_AIM OF THE TASK_: From the entries below, please gather each line containing the string "logistic".

_SUPPLIED INFORMATION_:

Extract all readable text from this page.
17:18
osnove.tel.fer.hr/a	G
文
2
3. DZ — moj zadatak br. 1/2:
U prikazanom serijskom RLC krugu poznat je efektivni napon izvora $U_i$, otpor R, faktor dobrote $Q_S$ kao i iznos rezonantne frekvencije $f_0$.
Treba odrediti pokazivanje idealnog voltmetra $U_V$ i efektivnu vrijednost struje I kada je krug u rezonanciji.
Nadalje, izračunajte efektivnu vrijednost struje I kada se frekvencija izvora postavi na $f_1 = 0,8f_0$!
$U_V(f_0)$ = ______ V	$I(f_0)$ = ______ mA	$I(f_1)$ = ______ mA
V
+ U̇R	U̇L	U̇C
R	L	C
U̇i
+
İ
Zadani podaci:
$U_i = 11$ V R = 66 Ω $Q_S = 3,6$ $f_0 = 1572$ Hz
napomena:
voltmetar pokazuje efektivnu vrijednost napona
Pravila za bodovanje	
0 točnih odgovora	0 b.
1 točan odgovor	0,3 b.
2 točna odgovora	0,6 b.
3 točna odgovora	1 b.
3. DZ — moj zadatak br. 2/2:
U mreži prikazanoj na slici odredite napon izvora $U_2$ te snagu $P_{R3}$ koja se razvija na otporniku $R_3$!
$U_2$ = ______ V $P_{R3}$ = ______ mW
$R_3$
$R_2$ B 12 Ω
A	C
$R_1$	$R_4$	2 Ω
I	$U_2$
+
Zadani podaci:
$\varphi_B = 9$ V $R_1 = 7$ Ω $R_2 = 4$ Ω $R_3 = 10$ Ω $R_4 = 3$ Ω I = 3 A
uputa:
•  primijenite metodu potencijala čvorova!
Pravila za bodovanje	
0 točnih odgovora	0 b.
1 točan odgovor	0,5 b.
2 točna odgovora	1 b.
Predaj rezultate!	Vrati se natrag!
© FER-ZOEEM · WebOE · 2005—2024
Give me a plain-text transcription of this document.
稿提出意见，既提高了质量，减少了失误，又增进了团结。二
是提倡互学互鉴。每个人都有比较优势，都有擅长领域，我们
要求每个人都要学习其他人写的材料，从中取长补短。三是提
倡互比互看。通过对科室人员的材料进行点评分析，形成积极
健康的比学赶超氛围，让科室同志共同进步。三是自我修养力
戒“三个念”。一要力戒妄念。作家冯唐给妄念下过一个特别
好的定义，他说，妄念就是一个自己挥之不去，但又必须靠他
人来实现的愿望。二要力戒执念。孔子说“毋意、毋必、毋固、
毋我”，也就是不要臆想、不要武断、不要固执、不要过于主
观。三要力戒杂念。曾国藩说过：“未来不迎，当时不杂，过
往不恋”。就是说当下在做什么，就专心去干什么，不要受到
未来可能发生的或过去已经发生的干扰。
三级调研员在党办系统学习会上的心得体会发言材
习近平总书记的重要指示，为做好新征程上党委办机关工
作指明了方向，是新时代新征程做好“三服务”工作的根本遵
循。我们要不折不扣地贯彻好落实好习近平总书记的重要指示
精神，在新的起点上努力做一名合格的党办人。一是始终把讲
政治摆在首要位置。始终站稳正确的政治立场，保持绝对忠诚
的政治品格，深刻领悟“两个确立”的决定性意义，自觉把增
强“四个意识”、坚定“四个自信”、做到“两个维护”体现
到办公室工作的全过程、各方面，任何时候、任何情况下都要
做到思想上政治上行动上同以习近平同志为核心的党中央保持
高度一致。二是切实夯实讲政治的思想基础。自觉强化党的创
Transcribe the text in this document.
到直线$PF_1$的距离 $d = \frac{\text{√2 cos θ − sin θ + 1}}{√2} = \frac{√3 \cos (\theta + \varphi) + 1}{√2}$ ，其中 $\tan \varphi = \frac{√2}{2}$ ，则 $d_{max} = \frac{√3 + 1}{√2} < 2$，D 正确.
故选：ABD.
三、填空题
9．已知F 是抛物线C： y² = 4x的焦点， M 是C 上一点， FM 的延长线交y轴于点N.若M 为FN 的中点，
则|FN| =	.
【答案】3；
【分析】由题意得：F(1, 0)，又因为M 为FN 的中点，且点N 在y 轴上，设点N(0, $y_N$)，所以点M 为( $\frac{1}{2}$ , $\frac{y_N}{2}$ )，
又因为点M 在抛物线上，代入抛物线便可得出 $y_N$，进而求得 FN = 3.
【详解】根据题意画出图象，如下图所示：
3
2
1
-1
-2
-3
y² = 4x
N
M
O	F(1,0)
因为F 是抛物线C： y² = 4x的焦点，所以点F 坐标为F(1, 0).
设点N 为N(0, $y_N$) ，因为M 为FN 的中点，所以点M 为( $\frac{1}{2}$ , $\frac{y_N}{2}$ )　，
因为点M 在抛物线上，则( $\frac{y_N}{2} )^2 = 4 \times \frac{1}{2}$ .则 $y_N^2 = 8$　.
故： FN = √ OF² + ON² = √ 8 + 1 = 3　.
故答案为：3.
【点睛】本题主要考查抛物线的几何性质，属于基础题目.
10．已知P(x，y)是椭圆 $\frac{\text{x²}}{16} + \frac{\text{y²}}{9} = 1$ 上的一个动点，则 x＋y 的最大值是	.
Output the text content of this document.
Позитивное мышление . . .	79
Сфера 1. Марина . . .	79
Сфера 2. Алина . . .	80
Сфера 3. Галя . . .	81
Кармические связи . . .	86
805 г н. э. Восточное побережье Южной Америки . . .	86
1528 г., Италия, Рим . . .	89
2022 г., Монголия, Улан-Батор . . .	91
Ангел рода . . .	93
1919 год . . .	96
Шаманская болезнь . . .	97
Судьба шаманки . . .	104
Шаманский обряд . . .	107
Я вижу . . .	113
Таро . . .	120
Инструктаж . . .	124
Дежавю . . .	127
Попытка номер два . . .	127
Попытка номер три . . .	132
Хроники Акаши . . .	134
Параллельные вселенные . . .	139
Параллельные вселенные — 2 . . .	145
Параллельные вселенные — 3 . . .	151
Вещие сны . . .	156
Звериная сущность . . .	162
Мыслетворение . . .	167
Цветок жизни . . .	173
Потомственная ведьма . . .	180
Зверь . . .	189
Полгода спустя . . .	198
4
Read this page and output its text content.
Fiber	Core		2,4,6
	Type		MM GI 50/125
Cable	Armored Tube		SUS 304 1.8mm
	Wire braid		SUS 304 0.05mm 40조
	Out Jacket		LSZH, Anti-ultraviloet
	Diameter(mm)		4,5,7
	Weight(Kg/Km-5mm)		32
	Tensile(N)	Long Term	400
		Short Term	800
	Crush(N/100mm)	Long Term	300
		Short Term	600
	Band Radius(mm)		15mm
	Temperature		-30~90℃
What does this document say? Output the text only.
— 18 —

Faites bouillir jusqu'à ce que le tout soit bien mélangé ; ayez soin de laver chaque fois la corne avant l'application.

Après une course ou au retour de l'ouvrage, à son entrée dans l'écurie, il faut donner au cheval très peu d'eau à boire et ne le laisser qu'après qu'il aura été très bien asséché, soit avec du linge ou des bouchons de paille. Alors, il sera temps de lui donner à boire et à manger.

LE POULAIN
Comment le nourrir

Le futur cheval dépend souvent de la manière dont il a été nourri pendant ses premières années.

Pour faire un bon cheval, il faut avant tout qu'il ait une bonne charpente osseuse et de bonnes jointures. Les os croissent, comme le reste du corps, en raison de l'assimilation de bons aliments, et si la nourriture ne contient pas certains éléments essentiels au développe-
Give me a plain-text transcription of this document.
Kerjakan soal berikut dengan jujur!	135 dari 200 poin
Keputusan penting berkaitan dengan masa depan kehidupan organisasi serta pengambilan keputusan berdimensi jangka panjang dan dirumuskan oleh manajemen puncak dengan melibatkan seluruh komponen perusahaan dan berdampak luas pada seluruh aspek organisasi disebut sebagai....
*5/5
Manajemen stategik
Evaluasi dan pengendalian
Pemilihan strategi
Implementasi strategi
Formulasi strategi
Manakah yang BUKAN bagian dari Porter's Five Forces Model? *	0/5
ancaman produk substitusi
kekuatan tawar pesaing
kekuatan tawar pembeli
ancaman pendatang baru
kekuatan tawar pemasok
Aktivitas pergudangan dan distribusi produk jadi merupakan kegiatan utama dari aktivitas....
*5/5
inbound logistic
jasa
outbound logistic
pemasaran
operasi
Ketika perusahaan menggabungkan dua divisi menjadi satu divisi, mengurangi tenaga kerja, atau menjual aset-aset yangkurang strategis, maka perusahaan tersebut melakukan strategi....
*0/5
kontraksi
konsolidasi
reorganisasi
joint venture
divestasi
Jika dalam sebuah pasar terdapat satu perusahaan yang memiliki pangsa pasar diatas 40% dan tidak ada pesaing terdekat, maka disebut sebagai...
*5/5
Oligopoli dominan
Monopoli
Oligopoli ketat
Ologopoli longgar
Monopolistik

_EXERCISE RESULT_:
inbound logistic
outbound logistic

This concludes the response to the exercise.